- [Set task]: Return each line of the listing that contains the string "todos".

***** Stored rows

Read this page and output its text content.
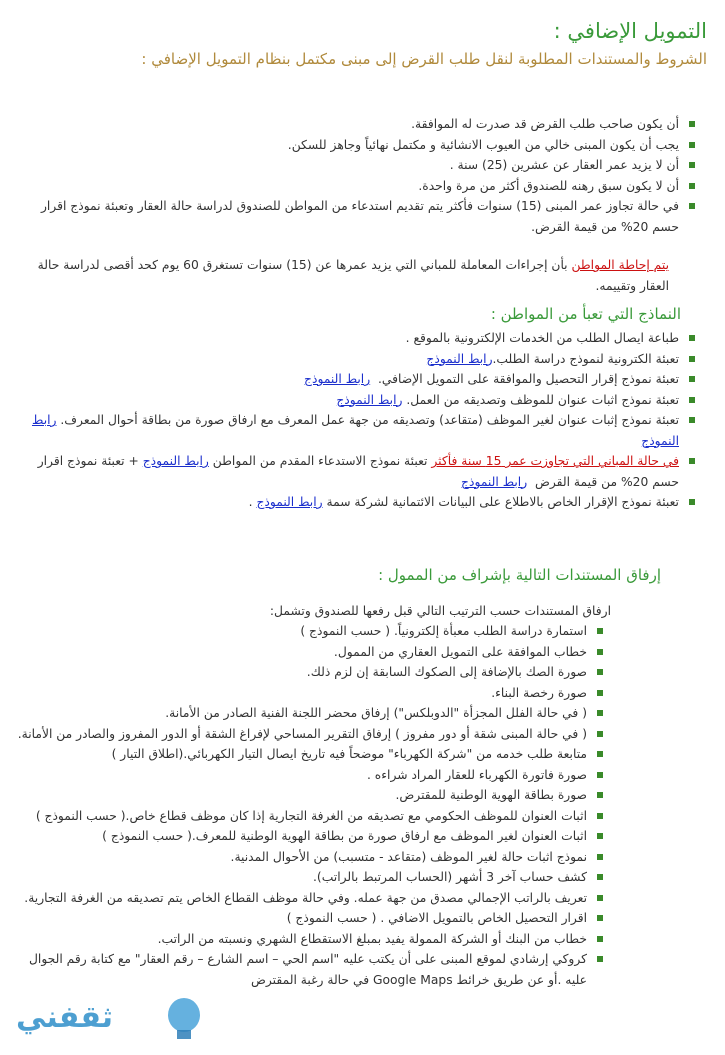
التمويل الإضافي :
الشروط والمستندات المطلوبة لنقل طلب القرض إلى مبنى مكتمل بنظام التمويل الإضافي :
أن يكون صاحب طلب القرض قد صدرت له الموافقة.
يجب أن يكون المبنى خالي من العيوب الانشائية و مكتمل نهائياً وجاهز للسكن.
أن لا يزيد عمر العقار عن عشرين (25) سنة .
أن لا يكون سبق رهنه للصندوق أكثر من مرة واحدة.
في حالة تجاوز عمر المبنى (15) سنوات فأكثر يتم تقديم استدعاء من المواطن للصندوق لدراسة حالة العقار وتعبئة نموذج اقرار حسم 20% من قيمة القرض.
يتم إحاطة المواطن بأن إجراءات المعاملة للمباني التي يزيد عمرها عن (15) سنوات تستغرق 60 يوم كحد أقصى لدراسة حالة العقار وتقييمه.
النماذج التي تعبأ من المواطن :
طباعة ايصال الطلب من الخدمات الإلكترونية بالموقع .
تعبئة الكترونية لنموذج دراسة الطلب.رابط النموذج
تعبئة نموذج إقرار التحصيل والموافقة على التمويل الإضافي.  رابط النموذج
تعبئة نموذج اثبات عنوان للموظف وتصديقه من العمل. رابط النموذج
تعبئة نموذج إثبات عنوان لغير الموظف (متقاعد) وتصديقه من جهة عمل المعرف مع ارفاق صورة من بطاقة أحوال المعرف. رابط النموذج
في حالة المباني التي تجاوزت عمر 15 سنة فأكثر تعبئة نموذج الاستدعاء المقدم من المواطن رابط النموذج + تعبئة نموذج اقرار حسم 20% من قيمة القرض  رابط النموذج
تعبئة نموذج الإقرار الخاص بالاطلاع على البيانات الائتمانية لشركة سمة رابط النموذج .
إرفاق المستندات التالية بإشراف من الممول :
ارفاق المستندات حسب الترتيب التالي قبل رفعها للصندوق وتشمل:
استمارة دراسة الطلب معبأة إلكترونياً. ( حسب النموذج )
خطاب الموافقة على التمويل العقاري من الممول.
صورة الصك بالإضافة إلى الصكوك السابقة إن لزم ذلك.
صورة رخصة البناء.
( في حالة الفلل المجزأة "الدوبلكس") إرفاق محضر اللجنة الفنية الصادر من الأمانة.
( في حالة المبنى شقة أو دور مفروز ) إرفاق التقرير المساحي لإفراغ الشقة أو الدور المفروز والصادر من الأمانة.
متابعة طلب خدمه من "شركة الكهرباء" موضحاً فيه تاريخ ايصال التيار الكهربائي.(اطلاق التيار )
صورة فاتورة الكهرباء للعقار المراد شراءه .
صورة بطاقة الهوية الوطنية للمقترض.
اثبات العنوان للموظف الحكومي مع تصديقه من الغرفة التجارية إذا كان موظف قطاع خاص.( حسب النموذج )
اثبات العنوان لغير الموظف مع ارفاق صورة من بطاقة الهوية الوطنية للمعرف.( حسب النموذج )
نموذج اثبات حالة لغير الموظف (متقاعد - متسبب) من الأحوال المدنية.
كشف حساب آخر 3 أشهر (الحساب المرتبط بالراتب).
تعريف بالراتب الإجمالي مصدق من جهة عمله. وفي حالة موظف القطاع الخاص يتم تصديقه من الغرفة التجارية.
اقرار التحصيل الخاص بالتمويل الاضافي . ( حسب النموذج )
خطاب من البنك أو الشركة الممولة يفيد بمبلغ الاستقطاع الشهري ونسبته من الراتب.
كروكي إرشادي لموقع المبنى على أن يكتب عليه "اسم الحي – اسم الشارع – رقم العقار" مع كتابة رقم الجوال عليه .أو عن طريق خرائط Google Maps في حالة رغبة المقترض
ثقفني
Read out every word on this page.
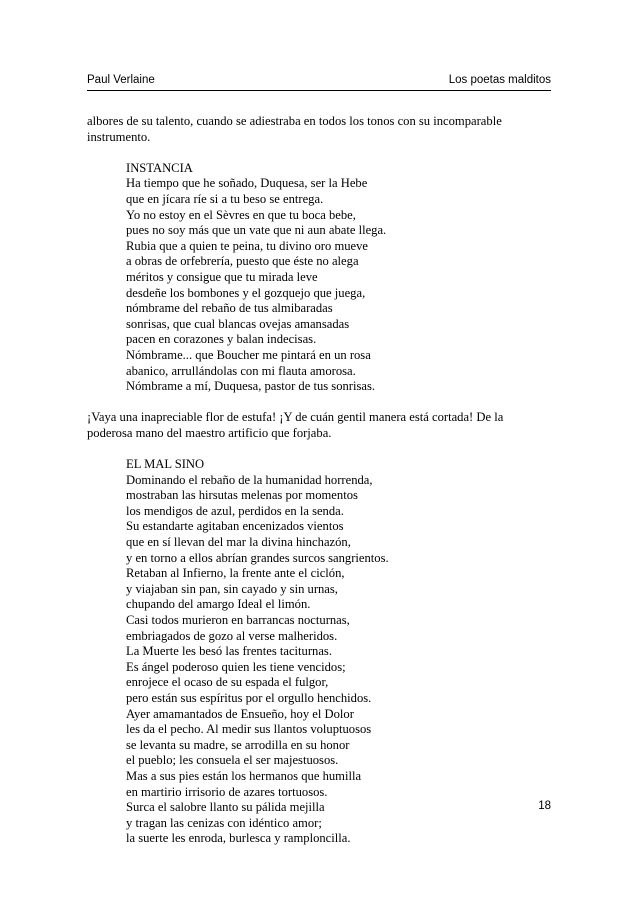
Paul Verlaine	Los poetas malditos
albores de su talento, cuando se adiestraba en todos los tonos con su incomparable
instrumento.
INSTANCIA
Ha tiempo que he soñado, Duquesa, ser la Hebe
que en jícara ríe si a tu beso se entrega.
Yo no estoy en el Sèvres en que tu boca bebe,
pues no soy más que un vate que ni aun abate llega.
Rubia que a quien te peina, tu divino oro mueve
a obras de orfebrería, puesto que éste no alega
méritos y consigue que tu mirada leve
desdeñe los bombones y el gozquejo que juega,
nómbrame del rebaño de tus almibaradas
sonrisas, que cual blancas ovejas amansadas
pacen en corazones y balan indecisas.
Nómbrame... que Boucher me pintará en un rosa
abanico, arrullándolas con mi flauta amorosa.
Nómbrame a mí, Duquesa, pastor de tus sonrisas.
¡Vaya una inapreciable flor de estufa! ¡Y de cuán gentil manera está cortada! De la
poderosa mano del maestro artificio que forjaba.
EL MAL SINO
Dominando el rebaño de la humanidad horrenda,
mostraban las hirsutas melenas por momentos
los mendigos de azul, perdidos en la senda.
Su estandarte agitaban encenizados vientos
que en sí llevan del mar la divina hinchazón,
y en torno a ellos abrían grandes surcos sangrientos.
Retaban al Infierno, la frente ante el ciclón,
y viajaban sin pan, sin cayado y sin urnas,
chupando del amargo Ideal el limón.
Casi todos murieron en barrancas nocturnas,
embriagados de gozo al verse malheridos.
La Muerte les besó las frentes taciturnas.
Es ángel poderoso quien les tiene vencidos;
enrojece el ocaso de su espada el fulgor,
pero están sus espíritus por el orgullo henchidos.
Ayer amamantados de Ensueño, hoy el Dolor
les da el pecho. Al medir sus llantos voluptuosos
se levanta su madre, se arrodilla en su honor
el pueblo; les consuela el ser majestuosos.
Mas a sus pies están los hermanos que humilla
en martirio irrisorio de azares tortuosos.
Surca el salobre llanto su pálida mejilla
y tragan las cenizas con idéntico amor;
la suerte les enroda, burlesca y ramploncilla.
18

**********

- [Reply]:
albores de su talento, cuando se adiestraba en todos los tonos con su incomparable
Casi todos murieron en barrancas nocturnas,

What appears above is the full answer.